-- begin INPUT RECORDS --

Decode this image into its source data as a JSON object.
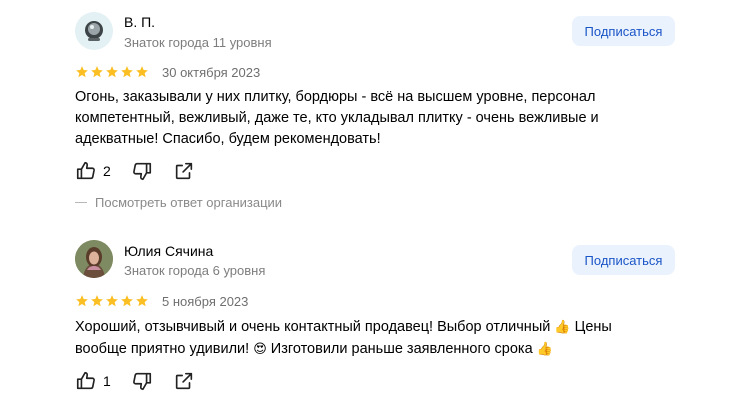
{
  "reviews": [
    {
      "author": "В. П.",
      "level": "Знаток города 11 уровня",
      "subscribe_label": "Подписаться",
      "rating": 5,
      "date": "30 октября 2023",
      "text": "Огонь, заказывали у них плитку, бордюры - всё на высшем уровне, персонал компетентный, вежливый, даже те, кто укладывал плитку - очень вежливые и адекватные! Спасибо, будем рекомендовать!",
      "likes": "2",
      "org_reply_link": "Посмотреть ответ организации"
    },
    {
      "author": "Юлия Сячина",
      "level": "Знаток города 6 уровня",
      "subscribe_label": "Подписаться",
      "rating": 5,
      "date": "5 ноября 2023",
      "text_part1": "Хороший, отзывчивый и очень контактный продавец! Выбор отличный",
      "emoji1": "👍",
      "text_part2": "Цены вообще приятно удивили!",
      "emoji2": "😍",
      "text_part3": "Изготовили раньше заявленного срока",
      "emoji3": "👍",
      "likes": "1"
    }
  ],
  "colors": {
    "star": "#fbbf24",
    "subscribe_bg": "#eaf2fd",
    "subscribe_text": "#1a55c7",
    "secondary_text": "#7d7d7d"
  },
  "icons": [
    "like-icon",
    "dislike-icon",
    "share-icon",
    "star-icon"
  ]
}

-- end INPUT RECORDS --
-- begin INPUT RECORDS --

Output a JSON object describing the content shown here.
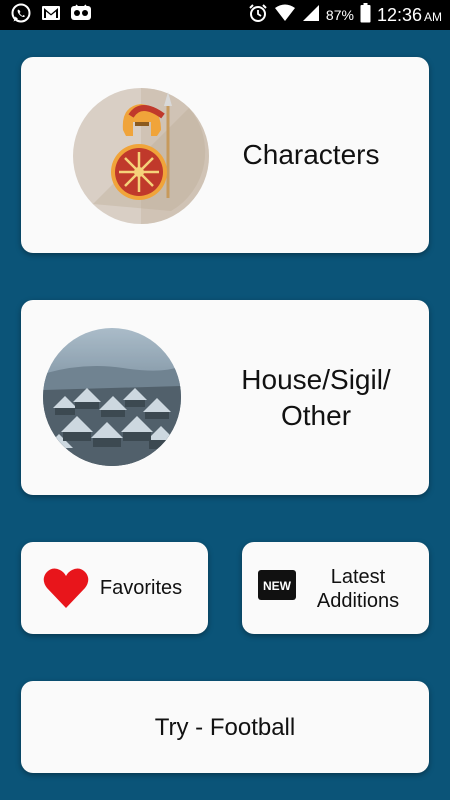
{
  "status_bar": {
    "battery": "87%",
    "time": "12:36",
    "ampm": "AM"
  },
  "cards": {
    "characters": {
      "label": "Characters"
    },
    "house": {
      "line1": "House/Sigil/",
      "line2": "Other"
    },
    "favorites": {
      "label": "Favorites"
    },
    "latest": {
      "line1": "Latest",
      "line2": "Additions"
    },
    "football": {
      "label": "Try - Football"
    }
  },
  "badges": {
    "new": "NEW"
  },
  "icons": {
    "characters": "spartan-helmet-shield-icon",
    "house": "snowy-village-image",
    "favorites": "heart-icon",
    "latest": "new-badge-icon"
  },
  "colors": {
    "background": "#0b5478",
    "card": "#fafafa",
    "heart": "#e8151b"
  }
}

-- end INPUT RECORDS --

◆ **SHORT TASK**:
Take each line of the material that contains the word "очень" and list it.

◆ **EXERCISE RESPONSE**:
      "text": "Огонь, заказывали у них плитку, бордюры - всё на высшем уровне, персонал компетентный, вежливый, даже те, кто укладывал плитку - очень вежливые и адекватные! Спасибо, будем рекомендовать!",
      "text_part1": "Хороший, отзывчивый и очень контактный продавец! Выбор отличный",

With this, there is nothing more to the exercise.